§ **EXERCISE REQUIREMENTS**
Reproduce the data in its entirety, exactly as supplied.

■ ■ ■

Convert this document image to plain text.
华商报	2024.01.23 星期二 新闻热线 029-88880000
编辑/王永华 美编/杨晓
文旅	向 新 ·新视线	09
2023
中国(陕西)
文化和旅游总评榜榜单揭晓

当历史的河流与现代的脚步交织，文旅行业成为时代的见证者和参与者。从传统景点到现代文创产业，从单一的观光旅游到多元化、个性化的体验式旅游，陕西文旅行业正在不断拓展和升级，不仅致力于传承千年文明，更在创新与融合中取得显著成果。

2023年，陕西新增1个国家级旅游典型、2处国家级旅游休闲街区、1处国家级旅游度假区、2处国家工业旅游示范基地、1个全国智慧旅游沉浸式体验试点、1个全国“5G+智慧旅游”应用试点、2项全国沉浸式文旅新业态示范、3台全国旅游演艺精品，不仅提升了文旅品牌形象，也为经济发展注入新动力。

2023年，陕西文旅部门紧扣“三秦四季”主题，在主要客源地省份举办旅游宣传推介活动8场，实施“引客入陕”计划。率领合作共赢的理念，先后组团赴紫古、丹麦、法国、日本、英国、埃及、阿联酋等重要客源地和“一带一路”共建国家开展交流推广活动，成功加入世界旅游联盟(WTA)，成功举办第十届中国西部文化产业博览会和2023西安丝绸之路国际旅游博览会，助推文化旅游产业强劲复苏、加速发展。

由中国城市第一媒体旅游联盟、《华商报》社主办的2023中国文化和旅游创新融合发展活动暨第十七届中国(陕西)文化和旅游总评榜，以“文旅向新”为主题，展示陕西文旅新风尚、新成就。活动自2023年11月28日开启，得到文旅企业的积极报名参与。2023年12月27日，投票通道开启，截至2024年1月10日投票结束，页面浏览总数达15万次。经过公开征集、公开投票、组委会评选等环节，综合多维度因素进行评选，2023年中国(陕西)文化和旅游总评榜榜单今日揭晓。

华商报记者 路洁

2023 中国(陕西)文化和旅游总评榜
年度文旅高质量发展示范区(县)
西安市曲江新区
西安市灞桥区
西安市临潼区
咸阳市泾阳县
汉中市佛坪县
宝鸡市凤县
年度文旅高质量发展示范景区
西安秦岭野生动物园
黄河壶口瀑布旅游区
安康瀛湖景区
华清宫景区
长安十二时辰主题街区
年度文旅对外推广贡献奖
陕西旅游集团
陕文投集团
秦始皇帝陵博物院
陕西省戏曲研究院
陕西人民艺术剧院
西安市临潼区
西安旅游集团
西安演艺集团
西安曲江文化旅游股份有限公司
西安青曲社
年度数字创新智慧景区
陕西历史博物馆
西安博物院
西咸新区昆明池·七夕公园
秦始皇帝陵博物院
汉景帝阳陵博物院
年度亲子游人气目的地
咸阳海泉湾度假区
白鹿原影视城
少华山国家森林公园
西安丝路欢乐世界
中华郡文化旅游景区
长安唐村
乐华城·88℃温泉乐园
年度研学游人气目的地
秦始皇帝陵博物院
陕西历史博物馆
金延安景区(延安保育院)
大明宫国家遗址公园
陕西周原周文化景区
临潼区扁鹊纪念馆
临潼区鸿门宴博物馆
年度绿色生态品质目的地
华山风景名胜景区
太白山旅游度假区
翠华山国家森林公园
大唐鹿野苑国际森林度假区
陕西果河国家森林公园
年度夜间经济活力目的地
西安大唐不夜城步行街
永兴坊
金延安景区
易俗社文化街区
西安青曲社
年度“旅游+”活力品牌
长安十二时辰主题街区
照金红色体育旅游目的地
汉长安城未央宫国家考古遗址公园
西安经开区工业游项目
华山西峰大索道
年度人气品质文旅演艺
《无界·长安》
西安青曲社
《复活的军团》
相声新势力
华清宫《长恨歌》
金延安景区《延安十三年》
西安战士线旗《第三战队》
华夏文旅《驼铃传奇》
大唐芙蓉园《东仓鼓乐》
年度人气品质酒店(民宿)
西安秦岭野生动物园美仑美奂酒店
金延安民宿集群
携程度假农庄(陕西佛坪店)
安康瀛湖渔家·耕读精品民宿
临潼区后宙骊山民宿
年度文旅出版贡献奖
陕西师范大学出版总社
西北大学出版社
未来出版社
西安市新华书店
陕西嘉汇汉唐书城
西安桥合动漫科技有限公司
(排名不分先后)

■ ■ ■

§ **REPLY**
Convert this document image to plain text.
华商报	2024.01.23 星期二 新闻热线 029-88880000
编辑/王永华 美编/杨晓
文旅	向 新 ·新视线	09
2023
中国(陕西)
文化和旅游总评榜榜单揭晓

当历史的河流与现代的脚步交织，文旅行业成为时代的见证者和参与者。从传统景点到现代文创产业，从单一的观光旅游到多元化、个性化的体验式旅游，陕西文旅行业正在不断拓展和升级，不仅致力于传承千年文明，更在创新与融合中取得显著成果。

2023年，陕西新增1个国家级旅游典型、2处国家级旅游休闲街区、1处国家级旅游度假区、2处国家工业旅游示范基地、1个全国智慧旅游沉浸式体验试点、1个全国“5G+智慧旅游”应用试点、2项全国沉浸式文旅新业态示范、3台全国旅游演艺精品，不仅提升了文旅品牌形象，也为经济发展注入新动力。

2023年，陕西文旅部门紧扣“三秦四季”主题，在主要客源地省份举办旅游宣传推介活动8场，实施“引客入陕”计划。率领合作共赢的理念，先后组团赴紫古、丹麦、法国、日本、英国、埃及、阿联酋等重要客源地和“一带一路”共建国家开展交流推广活动，成功加入世界旅游联盟(WTA)，成功举办第十届中国西部文化产业博览会和2023西安丝绸之路国际旅游博览会，助推文化旅游产业强劲复苏、加速发展。

由中国城市第一媒体旅游联盟、《华商报》社主办的2023中国文化和旅游创新融合发展活动暨第十七届中国(陕西)文化和旅游总评榜，以“文旅向新”为主题，展示陕西文旅新风尚、新成就。活动自2023年11月28日开启，得到文旅企业的积极报名参与。2023年12月27日，投票通道开启，截至2024年1月10日投票结束，页面浏览总数达15万次。经过公开征集、公开投票、组委会评选等环节，综合多维度因素进行评选，2023年中国(陕西)文化和旅游总评榜榜单今日揭晓。

华商报记者 路洁

2023 中国(陕西)文化和旅游总评榜
年度文旅高质量发展示范区(县)
西安市曲江新区
西安市灞桥区
西安市临潼区
咸阳市泾阳县
汉中市佛坪县
宝鸡市凤县
年度文旅高质量发展示范景区
西安秦岭野生动物园
黄河壶口瀑布旅游区
安康瀛湖景区
华清宫景区
长安十二时辰主题街区
年度文旅对外推广贡献奖
陕西旅游集团
陕文投集团
秦始皇帝陵博物院
陕西省戏曲研究院
陕西人民艺术剧院
西安市临潼区
西安旅游集团
西安演艺集团
西安曲江文化旅游股份有限公司
西安青曲社
年度数字创新智慧景区
陕西历史博物馆
西安博物院
西咸新区昆明池·七夕公园
秦始皇帝陵博物院
汉景帝阳陵博物院
年度亲子游人气目的地
咸阳海泉湾度假区
白鹿原影视城
少华山国家森林公园
西安丝路欢乐世界
中华郡文化旅游景区
长安唐村
乐华城·88℃温泉乐园
年度研学游人气目的地
秦始皇帝陵博物院
陕西历史博物馆
金延安景区(延安保育院)
大明宫国家遗址公园
陕西周原周文化景区
临潼区扁鹊纪念馆
临潼区鸿门宴博物馆
年度绿色生态品质目的地
华山风景名胜景区
太白山旅游度假区
翠华山国家森林公园
大唐鹿野苑国际森林度假区
陕西果河国家森林公园
年度夜间经济活力目的地
西安大唐不夜城步行街
永兴坊
金延安景区
易俗社文化街区
西安青曲社
年度“旅游+”活力品牌
长安十二时辰主题街区
照金红色体育旅游目的地
汉长安城未央宫国家考古遗址公园
西安经开区工业游项目
华山西峰大索道
年度人气品质文旅演艺
《无界·长安》
西安青曲社
《复活的军团》
相声新势力
华清宫《长恨歌》
金延安景区《延安十三年》
西安战士线旗《第三战队》
华夏文旅《驼铃传奇》
大唐芙蓉园《东仓鼓乐》
年度人气品质酒店(民宿)
西安秦岭野生动物园美仑美奂酒店
金延安民宿集群
携程度假农庄(陕西佛坪店)
安康瀛湖渔家·耕读精品民宿
临潼区后宙骊山民宿
年度文旅出版贡献奖
陕西师范大学出版总社
西北大学出版社
未来出版社
西安市新华书店
陕西嘉汇汉唐书城
西安桥合动漫科技有限公司
(排名不分先后)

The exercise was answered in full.